| INSTRUCTIONS TO FOLLOW |
Return the material word for word. Do not include the pictures.

| RECORDS TO USE |
----

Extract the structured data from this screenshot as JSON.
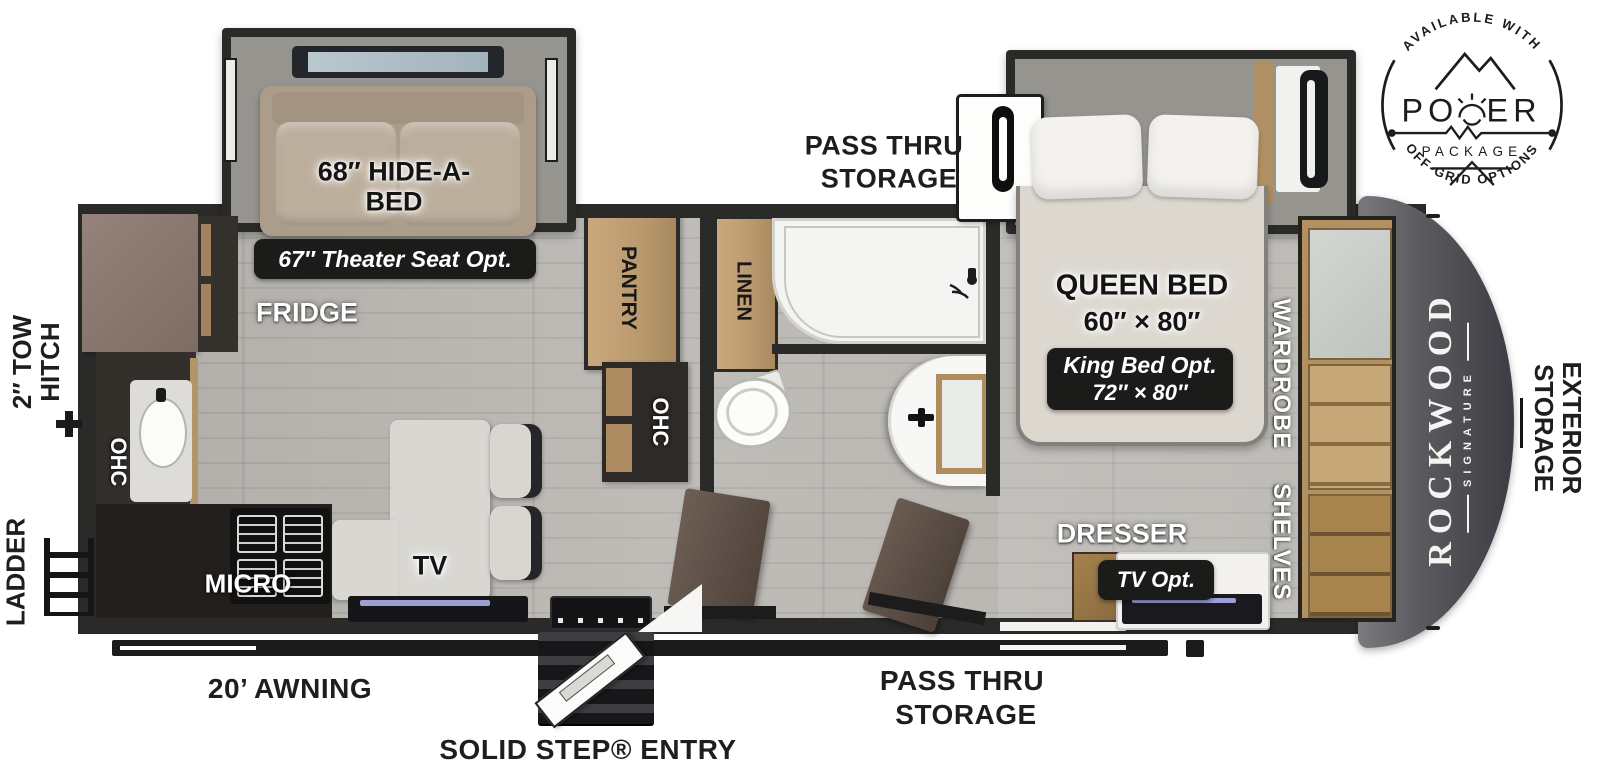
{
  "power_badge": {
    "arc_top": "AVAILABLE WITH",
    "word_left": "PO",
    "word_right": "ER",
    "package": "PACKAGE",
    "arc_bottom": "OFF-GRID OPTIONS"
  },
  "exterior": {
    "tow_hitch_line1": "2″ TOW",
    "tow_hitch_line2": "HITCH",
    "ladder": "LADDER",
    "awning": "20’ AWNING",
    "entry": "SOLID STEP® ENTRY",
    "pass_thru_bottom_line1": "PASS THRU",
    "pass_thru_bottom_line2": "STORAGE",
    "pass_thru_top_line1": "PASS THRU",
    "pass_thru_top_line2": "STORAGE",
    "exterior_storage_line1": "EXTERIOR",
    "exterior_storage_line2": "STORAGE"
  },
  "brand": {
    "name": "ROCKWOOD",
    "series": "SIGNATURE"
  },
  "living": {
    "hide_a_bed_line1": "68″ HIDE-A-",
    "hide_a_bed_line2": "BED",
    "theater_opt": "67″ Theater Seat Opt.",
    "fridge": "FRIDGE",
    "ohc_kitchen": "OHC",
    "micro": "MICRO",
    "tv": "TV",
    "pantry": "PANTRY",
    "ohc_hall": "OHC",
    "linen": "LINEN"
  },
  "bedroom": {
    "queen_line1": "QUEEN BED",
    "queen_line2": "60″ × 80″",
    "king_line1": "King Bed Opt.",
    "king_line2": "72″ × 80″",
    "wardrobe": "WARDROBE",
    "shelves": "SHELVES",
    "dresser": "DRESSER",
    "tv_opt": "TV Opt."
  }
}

----

| RESULT |
Extract the structured data from this screenshot as JSON.
{
  "power_badge": {
    "arc_top": "AVAILABLE WITH",
    "word_left": "PO",
    "word_right": "ER",
    "package": "PACKAGE",
    "arc_bottom": "OFF-GRID OPTIONS"
  },
  "exterior": {
    "tow_hitch_line1": "2″ TOW",
    "tow_hitch_line2": "HITCH",
    "ladder": "LADDER",
    "awning": "20’ AWNING",
    "entry": "SOLID STEP® ENTRY",
    "pass_thru_bottom_line1": "PASS THRU",
    "pass_thru_bottom_line2": "STORAGE",
    "pass_thru_top_line1": "PASS THRU",
    "pass_thru_top_line2": "STORAGE",
    "exterior_storage_line1": "EXTERIOR",
    "exterior_storage_line2": "STORAGE"
  },
  "brand": {
    "name": "ROCKWOOD",
    "series": "SIGNATURE"
  },
  "living": {
    "hide_a_bed_line1": "68″ HIDE-A-",
    "hide_a_bed_line2": "BED",
    "theater_opt": "67″ Theater Seat Opt.",
    "fridge": "FRIDGE",
    "ohc_kitchen": "OHC",
    "micro": "MICRO",
    "tv": "TV",
    "pantry": "PANTRY",
    "ohc_hall": "OHC",
    "linen": "LINEN"
  },
  "bedroom": {
    "queen_line1": "QUEEN BED",
    "queen_line2": "60″ × 80″",
    "king_line1": "King Bed Opt.",
    "king_line2": "72″ × 80″",
    "wardrobe": "WARDROBE",
    "shelves": "SHELVES",
    "dresser": "DRESSER",
    "tv_opt": "TV Opt."
  }
}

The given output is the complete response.